Return, without any change, the items from the very first line through the line containing "document-title: Hansel and", with both of those lines included.

#### Source material ####

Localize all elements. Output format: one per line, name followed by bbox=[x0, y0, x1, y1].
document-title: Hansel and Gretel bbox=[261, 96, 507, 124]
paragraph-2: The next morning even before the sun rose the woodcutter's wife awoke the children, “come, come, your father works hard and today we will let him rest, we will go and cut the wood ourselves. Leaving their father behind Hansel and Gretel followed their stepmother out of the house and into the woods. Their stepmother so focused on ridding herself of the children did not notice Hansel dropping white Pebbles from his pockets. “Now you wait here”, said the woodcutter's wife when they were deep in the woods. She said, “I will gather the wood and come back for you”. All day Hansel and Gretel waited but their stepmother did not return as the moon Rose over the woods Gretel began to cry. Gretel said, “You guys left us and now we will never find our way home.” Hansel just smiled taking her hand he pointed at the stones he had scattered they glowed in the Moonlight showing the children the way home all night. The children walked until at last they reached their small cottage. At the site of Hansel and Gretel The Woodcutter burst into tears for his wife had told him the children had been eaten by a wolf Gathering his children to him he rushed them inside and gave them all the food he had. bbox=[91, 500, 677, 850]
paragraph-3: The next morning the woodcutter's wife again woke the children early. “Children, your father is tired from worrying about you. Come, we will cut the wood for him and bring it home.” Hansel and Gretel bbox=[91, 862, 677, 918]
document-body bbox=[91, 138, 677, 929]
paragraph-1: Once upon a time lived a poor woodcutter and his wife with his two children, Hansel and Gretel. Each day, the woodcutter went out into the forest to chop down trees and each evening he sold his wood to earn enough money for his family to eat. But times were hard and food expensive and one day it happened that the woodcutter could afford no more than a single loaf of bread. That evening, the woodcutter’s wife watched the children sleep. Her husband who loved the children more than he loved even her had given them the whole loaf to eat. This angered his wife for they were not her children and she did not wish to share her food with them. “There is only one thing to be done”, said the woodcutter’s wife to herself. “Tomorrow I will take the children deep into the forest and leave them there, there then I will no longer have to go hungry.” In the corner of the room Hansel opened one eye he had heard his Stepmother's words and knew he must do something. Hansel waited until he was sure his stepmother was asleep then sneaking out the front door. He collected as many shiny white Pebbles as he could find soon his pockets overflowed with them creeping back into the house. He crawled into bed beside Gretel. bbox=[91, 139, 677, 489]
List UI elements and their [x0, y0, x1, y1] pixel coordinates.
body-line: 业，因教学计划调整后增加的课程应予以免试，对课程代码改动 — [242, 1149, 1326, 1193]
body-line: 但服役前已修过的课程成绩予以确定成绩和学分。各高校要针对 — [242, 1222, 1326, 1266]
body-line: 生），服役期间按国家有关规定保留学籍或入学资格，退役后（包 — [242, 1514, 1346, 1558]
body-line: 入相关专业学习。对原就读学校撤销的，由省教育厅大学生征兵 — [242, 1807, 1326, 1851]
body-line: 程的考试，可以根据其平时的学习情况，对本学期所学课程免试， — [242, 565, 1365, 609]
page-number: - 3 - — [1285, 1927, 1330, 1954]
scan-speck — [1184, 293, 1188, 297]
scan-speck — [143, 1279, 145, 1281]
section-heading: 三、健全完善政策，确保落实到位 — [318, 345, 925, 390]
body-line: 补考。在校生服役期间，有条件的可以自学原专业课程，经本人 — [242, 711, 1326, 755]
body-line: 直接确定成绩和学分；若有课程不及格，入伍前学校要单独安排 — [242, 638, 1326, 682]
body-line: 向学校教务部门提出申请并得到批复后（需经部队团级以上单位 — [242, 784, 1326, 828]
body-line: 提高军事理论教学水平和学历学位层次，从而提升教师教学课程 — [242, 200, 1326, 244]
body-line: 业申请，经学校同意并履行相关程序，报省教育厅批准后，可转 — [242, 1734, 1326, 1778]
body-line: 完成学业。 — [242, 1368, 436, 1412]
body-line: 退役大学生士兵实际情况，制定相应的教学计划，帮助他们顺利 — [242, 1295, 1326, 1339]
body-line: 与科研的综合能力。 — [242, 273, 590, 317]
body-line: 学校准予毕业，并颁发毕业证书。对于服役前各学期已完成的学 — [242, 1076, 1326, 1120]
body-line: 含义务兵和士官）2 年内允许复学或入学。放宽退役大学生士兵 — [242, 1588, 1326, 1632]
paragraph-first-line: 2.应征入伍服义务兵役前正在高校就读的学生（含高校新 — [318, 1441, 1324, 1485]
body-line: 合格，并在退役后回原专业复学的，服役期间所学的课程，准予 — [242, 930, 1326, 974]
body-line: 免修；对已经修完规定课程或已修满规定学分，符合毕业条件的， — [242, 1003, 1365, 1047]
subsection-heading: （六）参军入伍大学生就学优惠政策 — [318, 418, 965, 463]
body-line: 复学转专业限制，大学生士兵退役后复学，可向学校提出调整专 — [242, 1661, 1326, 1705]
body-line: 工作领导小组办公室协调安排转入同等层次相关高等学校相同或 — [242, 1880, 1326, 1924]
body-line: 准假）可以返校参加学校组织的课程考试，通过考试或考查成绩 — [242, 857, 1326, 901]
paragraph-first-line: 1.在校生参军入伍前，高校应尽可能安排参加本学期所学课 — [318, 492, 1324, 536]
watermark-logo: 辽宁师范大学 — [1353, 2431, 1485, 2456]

####

## [The output]
Localize all elements. Output format: one per line, name followed by bbox=[x0, y0, x1, y1].
document-title: Hansel and Gretel bbox=[261, 96, 507, 124]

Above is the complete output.